● **WORK TO DO**: Work out how many lines of the listing hold the string "marker", then answer with that number and nothing else.

● **DATA FOR THIS TASK**:

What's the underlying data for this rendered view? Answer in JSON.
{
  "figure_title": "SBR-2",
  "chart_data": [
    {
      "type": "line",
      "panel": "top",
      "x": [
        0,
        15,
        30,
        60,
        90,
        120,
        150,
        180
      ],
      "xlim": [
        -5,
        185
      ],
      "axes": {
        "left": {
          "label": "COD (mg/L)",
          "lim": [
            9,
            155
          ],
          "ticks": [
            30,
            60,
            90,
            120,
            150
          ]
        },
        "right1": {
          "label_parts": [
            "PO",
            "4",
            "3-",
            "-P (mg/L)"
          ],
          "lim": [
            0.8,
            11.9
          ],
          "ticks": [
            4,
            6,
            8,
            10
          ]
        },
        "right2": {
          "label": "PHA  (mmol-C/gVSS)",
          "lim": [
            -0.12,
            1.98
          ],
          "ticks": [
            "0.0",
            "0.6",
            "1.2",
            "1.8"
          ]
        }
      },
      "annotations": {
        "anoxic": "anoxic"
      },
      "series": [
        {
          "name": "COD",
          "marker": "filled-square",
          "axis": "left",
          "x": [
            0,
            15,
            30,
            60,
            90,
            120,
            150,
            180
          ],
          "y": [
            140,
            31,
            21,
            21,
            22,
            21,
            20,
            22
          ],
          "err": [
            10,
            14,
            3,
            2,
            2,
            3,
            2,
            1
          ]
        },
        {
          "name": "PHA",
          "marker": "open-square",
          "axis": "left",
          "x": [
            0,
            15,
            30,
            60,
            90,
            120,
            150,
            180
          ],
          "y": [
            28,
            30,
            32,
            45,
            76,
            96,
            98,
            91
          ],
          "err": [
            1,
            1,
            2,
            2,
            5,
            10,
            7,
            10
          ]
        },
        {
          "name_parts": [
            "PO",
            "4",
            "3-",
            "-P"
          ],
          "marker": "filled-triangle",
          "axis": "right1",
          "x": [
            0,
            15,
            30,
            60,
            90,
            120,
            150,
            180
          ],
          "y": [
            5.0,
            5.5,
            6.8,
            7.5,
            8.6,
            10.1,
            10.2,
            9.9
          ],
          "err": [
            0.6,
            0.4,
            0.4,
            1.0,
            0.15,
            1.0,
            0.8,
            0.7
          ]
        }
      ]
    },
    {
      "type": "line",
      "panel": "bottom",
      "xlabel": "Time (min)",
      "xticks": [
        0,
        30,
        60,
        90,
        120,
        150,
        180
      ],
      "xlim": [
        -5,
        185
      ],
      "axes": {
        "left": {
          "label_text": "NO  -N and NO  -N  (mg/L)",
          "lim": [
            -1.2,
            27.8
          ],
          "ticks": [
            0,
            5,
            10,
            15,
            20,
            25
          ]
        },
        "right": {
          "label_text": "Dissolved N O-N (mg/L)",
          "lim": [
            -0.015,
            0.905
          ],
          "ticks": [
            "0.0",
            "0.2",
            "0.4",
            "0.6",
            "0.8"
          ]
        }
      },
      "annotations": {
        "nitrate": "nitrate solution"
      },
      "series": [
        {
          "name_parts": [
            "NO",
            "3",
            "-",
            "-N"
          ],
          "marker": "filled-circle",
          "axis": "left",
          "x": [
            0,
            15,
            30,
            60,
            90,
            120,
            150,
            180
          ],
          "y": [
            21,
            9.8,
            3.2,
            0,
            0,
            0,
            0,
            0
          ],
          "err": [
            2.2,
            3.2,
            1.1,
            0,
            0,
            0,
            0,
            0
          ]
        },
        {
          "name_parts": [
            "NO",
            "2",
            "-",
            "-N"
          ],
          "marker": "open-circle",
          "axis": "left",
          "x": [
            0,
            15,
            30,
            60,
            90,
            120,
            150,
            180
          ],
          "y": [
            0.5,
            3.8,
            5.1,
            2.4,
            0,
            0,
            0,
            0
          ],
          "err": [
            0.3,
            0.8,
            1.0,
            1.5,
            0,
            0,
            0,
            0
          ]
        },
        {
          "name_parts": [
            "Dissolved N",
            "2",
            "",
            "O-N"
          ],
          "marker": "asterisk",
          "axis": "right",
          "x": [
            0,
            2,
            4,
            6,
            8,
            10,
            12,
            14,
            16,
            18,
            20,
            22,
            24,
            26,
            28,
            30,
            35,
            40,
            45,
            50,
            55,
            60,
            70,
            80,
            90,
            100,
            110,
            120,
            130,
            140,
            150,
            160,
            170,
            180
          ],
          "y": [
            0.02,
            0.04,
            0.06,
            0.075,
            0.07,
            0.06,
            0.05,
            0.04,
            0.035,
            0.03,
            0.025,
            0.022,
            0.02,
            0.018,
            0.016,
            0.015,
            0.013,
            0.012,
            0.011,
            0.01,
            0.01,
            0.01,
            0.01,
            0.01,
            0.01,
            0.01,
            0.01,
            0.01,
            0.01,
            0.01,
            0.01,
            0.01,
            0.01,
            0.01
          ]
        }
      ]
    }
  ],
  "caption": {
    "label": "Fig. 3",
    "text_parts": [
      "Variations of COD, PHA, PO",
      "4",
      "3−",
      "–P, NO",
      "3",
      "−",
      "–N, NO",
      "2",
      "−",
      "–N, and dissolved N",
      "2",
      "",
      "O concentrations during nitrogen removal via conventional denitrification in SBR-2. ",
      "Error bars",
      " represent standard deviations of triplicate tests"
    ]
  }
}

● **WRITTEN SOLUTION**: 6